Find every line in the records below that holds the word "underlying" and copy it.

Entries with figure data:
===
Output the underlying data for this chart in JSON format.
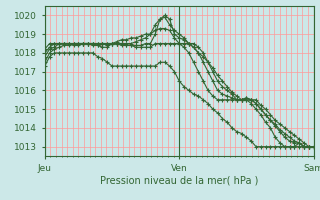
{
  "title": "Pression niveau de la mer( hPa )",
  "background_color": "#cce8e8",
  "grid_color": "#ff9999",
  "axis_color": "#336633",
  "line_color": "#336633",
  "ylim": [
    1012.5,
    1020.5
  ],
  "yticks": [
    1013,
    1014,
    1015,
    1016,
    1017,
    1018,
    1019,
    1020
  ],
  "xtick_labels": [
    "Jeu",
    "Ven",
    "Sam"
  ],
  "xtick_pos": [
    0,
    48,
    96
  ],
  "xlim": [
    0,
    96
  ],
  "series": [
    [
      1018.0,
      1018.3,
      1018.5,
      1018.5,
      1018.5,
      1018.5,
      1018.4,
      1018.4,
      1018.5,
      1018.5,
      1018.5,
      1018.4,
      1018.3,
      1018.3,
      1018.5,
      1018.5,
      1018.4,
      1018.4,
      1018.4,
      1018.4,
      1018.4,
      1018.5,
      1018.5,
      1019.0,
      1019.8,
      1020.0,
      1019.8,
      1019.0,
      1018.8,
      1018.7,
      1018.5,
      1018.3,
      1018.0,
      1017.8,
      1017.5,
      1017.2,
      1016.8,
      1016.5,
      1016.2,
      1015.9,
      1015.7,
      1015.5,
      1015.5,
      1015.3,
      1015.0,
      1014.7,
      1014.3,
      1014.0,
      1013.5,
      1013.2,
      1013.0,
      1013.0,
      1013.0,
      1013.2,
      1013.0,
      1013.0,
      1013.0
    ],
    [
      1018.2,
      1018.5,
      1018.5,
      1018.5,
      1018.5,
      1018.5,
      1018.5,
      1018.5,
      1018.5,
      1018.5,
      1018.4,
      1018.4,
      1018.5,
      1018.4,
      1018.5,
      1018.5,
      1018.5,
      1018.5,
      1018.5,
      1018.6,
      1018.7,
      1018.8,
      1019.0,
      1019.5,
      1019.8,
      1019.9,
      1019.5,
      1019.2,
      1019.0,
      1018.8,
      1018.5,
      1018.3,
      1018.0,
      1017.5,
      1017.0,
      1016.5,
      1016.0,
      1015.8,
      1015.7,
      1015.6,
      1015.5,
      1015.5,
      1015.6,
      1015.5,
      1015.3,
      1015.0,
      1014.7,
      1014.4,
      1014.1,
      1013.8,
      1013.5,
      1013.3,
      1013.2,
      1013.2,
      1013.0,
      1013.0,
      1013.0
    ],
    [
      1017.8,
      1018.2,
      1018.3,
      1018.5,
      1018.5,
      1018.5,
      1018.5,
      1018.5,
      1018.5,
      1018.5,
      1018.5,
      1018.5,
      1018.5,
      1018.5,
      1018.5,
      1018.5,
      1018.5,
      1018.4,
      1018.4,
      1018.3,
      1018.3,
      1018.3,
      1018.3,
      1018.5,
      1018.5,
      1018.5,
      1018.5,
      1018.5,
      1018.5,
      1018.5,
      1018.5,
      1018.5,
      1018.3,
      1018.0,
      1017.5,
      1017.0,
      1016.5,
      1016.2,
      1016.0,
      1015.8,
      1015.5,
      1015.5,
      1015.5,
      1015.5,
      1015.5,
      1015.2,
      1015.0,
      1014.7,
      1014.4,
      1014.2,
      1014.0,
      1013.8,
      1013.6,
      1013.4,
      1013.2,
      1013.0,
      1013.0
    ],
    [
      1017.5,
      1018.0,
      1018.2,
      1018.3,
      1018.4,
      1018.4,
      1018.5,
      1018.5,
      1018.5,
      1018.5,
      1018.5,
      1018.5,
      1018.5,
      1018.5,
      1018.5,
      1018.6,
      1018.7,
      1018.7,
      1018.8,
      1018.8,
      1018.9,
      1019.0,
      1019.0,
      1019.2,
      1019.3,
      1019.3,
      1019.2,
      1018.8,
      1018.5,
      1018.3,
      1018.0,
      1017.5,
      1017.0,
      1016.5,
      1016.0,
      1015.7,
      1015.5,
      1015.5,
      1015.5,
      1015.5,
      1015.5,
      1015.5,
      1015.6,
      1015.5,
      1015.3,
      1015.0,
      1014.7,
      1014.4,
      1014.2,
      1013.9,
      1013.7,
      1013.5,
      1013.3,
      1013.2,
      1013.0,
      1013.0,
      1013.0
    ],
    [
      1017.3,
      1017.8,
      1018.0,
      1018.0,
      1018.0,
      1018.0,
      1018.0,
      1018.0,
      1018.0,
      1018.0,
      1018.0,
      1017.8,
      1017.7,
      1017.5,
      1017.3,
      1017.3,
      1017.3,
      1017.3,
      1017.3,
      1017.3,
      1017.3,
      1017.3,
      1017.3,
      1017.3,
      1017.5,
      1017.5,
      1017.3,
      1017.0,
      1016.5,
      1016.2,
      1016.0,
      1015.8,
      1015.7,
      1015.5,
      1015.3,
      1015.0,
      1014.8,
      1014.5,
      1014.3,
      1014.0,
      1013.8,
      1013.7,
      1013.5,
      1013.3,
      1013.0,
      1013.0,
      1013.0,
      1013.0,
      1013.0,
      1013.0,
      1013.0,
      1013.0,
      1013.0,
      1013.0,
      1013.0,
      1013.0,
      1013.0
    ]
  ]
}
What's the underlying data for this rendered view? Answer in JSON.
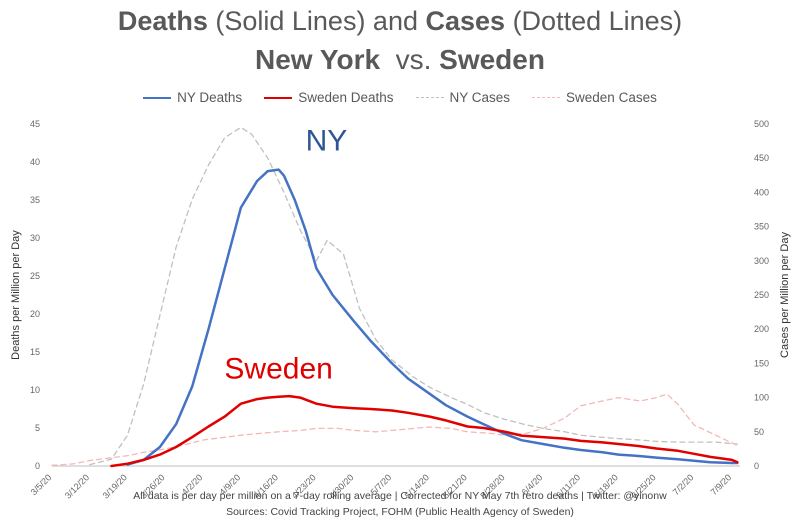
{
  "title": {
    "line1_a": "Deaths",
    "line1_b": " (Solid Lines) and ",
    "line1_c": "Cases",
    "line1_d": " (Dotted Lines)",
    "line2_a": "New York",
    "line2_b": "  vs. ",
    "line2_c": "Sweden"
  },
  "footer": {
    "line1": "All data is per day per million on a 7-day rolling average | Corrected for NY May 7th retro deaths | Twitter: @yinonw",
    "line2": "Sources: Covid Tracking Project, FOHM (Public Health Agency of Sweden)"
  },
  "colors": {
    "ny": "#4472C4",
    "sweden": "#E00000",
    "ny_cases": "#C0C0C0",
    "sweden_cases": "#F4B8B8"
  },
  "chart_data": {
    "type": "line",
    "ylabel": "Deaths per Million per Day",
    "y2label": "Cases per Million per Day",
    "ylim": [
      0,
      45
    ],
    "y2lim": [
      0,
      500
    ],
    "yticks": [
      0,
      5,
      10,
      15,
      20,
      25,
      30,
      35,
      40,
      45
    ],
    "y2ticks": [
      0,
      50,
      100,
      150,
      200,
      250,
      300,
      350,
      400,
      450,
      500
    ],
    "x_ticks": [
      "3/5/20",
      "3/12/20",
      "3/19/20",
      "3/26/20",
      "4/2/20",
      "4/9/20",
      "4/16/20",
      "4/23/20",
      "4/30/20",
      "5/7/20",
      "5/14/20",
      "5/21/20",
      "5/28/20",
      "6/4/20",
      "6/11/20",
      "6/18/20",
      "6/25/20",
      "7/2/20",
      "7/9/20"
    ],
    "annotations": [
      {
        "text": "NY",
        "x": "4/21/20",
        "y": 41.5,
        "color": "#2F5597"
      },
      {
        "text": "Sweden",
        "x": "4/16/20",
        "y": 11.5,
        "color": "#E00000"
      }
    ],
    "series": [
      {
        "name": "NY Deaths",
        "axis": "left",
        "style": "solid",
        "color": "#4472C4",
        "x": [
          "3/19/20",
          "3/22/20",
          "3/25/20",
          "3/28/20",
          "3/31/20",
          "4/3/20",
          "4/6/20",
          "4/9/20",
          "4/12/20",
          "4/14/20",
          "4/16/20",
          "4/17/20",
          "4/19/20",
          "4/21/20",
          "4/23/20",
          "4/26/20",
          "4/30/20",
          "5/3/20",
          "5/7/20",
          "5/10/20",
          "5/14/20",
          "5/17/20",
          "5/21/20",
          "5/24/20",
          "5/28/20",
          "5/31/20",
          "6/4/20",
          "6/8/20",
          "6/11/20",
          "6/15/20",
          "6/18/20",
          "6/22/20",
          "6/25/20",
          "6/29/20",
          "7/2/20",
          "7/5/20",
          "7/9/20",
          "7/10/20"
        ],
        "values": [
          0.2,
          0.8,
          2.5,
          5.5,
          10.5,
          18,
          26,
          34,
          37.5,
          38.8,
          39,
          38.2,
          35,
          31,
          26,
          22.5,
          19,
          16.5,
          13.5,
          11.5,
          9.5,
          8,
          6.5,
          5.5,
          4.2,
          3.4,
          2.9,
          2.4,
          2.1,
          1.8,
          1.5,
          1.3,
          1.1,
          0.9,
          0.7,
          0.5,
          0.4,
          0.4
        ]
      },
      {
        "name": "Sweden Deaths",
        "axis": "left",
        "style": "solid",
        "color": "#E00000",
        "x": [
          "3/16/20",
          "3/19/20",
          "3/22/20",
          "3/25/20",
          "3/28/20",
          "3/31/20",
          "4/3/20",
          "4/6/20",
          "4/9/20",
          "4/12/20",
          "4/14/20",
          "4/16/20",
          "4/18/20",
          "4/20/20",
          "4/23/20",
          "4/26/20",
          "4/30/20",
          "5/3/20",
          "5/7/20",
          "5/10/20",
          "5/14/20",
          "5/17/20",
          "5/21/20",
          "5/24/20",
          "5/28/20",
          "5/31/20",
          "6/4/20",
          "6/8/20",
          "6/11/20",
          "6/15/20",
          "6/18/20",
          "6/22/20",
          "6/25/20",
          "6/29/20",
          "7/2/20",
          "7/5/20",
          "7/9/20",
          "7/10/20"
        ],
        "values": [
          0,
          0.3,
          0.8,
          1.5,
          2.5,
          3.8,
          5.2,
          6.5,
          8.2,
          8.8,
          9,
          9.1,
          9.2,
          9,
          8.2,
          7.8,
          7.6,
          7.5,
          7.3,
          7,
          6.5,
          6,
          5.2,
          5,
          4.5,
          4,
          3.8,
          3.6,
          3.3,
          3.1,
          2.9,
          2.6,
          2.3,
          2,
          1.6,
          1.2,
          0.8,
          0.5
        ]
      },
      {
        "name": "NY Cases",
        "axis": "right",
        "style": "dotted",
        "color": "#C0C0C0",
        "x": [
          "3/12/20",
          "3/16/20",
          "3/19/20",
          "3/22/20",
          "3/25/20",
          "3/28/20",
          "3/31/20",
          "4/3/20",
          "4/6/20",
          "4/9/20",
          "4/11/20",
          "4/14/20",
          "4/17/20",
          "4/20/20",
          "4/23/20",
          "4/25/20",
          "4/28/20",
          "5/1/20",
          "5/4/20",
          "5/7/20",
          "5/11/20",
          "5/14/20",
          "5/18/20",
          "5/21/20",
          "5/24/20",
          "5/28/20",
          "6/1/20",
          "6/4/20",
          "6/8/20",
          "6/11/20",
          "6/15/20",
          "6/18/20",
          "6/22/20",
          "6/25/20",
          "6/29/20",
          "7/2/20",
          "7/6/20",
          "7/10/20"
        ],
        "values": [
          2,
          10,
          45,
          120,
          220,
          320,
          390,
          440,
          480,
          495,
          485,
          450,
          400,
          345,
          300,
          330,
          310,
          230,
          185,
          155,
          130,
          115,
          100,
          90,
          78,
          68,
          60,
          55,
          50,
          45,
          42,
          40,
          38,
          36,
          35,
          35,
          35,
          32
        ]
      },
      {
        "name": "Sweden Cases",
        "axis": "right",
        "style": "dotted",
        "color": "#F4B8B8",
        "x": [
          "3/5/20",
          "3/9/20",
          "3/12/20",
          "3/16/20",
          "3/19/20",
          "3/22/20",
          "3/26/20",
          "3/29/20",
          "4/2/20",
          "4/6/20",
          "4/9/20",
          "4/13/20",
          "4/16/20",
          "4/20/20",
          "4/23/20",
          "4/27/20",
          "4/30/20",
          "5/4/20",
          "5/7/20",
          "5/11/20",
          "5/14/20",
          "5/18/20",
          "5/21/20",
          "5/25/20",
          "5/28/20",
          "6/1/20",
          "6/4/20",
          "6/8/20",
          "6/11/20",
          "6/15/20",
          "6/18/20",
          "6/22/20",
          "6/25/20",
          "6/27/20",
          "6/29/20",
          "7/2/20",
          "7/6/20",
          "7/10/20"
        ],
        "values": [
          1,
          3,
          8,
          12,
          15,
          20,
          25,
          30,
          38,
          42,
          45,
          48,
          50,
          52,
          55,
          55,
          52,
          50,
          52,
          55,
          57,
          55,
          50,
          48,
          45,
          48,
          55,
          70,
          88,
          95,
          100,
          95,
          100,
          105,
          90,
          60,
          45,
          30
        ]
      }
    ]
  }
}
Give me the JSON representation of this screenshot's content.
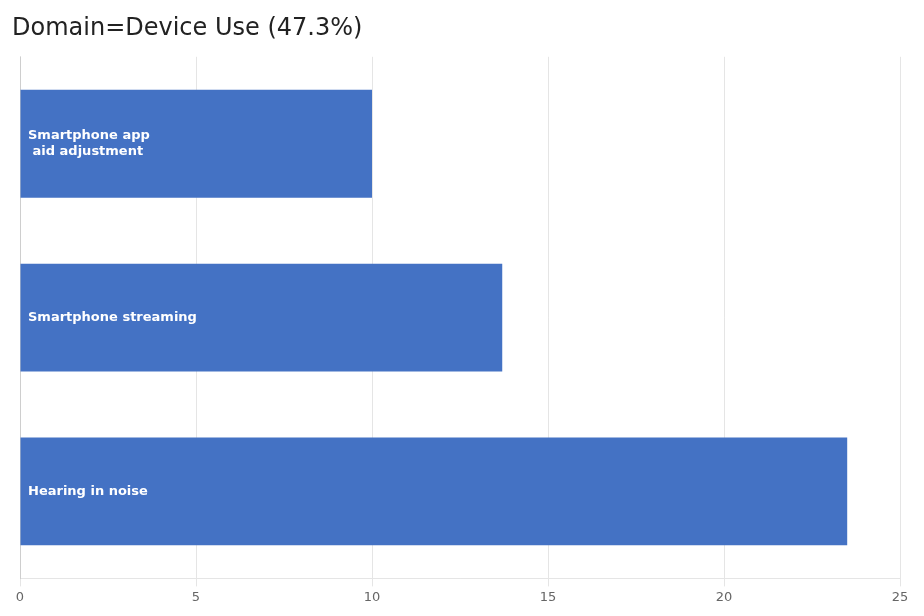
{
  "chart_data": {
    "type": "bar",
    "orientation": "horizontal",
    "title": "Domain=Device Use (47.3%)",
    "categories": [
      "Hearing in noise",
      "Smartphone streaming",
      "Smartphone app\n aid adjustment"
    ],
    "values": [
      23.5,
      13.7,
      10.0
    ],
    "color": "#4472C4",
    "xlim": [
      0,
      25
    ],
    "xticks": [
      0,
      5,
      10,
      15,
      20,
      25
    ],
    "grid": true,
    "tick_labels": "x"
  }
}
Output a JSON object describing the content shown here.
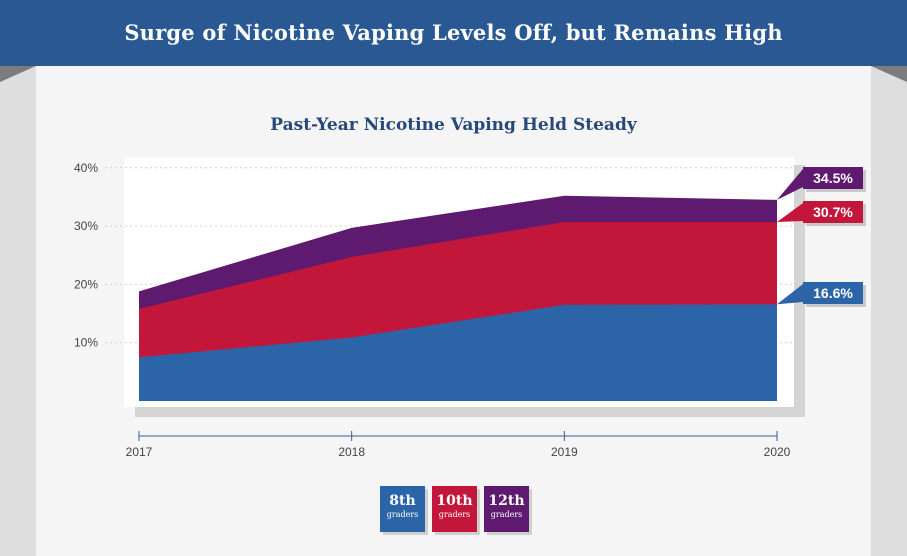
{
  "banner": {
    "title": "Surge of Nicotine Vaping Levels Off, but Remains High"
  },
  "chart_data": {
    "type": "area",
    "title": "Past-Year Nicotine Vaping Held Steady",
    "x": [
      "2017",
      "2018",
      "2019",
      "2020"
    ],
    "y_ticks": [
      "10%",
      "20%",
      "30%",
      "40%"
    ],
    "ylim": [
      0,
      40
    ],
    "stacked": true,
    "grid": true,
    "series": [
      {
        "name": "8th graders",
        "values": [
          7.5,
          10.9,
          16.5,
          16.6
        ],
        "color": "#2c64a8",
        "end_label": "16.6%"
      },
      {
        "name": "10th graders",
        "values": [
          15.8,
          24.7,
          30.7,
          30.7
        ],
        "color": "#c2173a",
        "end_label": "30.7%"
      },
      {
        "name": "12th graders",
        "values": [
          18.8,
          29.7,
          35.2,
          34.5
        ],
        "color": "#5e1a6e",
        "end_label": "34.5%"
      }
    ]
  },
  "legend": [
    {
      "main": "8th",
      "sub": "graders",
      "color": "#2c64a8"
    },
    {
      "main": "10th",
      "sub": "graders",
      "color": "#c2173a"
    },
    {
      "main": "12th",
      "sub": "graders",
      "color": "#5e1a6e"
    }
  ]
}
===
ANSWER FOR THE TASK
Output the underlying data for this chart in JSON format.
What's the underlying data for this rendered view? Answer in JSON.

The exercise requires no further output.